Directions
Track down each line that has the word "color" and copy it.
--- start ---
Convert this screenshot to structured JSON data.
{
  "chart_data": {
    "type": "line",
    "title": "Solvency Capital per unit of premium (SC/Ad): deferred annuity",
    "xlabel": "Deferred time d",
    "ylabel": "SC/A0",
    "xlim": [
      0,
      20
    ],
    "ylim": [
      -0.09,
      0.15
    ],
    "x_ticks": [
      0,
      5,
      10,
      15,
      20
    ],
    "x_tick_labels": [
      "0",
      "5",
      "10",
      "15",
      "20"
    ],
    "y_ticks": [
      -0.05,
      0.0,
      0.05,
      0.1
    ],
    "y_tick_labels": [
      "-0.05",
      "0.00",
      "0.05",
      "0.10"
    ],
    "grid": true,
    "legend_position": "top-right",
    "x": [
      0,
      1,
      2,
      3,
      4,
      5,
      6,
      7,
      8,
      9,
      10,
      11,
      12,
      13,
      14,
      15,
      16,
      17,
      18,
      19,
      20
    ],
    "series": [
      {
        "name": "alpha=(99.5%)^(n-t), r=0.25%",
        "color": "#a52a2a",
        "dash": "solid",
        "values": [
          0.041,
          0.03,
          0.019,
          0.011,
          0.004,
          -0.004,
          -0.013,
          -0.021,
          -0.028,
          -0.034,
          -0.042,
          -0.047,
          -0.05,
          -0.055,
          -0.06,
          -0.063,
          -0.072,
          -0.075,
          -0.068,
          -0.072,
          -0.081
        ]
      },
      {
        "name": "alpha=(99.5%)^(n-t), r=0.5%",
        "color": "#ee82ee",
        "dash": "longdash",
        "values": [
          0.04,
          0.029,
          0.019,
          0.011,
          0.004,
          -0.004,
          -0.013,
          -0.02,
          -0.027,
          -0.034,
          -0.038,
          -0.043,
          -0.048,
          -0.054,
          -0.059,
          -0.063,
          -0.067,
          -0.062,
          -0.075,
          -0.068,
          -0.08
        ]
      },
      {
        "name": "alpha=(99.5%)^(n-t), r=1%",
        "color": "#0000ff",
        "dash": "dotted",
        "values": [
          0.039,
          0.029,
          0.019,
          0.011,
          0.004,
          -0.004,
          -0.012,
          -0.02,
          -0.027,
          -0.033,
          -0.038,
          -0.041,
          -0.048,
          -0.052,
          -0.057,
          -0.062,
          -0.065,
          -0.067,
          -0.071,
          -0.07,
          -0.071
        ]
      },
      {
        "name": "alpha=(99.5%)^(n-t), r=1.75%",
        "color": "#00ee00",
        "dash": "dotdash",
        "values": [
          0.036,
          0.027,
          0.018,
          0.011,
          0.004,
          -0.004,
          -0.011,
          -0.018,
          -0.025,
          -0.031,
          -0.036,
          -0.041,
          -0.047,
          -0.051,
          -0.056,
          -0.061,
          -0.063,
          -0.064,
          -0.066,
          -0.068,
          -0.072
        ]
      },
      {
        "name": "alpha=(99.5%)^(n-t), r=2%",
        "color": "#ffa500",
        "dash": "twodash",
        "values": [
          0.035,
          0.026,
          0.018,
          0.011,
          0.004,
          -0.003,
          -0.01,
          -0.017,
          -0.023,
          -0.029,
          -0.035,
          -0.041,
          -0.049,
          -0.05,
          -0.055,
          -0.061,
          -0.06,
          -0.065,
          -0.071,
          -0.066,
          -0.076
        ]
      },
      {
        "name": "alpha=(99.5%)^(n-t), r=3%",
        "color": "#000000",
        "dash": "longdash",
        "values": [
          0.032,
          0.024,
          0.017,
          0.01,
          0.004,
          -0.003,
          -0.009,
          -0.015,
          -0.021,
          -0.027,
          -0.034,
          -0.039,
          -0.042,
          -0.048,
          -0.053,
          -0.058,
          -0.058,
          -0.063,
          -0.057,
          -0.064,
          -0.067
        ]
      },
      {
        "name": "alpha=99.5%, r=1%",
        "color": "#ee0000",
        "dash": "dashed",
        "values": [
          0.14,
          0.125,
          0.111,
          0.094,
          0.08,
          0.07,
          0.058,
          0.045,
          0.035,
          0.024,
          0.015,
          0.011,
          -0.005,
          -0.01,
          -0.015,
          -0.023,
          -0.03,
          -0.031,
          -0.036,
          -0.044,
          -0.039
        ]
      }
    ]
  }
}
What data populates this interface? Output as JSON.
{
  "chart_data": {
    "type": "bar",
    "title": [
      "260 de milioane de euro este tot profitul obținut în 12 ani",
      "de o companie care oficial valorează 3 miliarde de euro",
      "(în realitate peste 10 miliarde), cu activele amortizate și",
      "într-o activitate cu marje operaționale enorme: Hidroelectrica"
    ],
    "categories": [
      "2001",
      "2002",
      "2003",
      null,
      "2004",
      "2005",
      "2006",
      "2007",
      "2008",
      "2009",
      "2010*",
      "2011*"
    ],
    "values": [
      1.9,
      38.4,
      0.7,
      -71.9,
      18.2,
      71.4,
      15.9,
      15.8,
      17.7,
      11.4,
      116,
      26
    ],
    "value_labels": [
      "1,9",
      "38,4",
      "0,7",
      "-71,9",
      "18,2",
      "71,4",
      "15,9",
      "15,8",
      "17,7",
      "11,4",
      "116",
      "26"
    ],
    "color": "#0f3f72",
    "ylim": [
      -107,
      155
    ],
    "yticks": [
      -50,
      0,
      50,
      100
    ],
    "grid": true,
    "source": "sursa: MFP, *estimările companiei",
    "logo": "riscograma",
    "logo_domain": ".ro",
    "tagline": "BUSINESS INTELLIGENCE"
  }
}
--- end ---
Solution to this exercise
        "color": "#a52a2a",
        "color": "#ee82ee",
        "color": "#0000ff",
        "color": "#00ee00",
        "color": "#ffa500",
        "color": "#000000",
        "color": "#ee0000",
    "color": "#0f3f72",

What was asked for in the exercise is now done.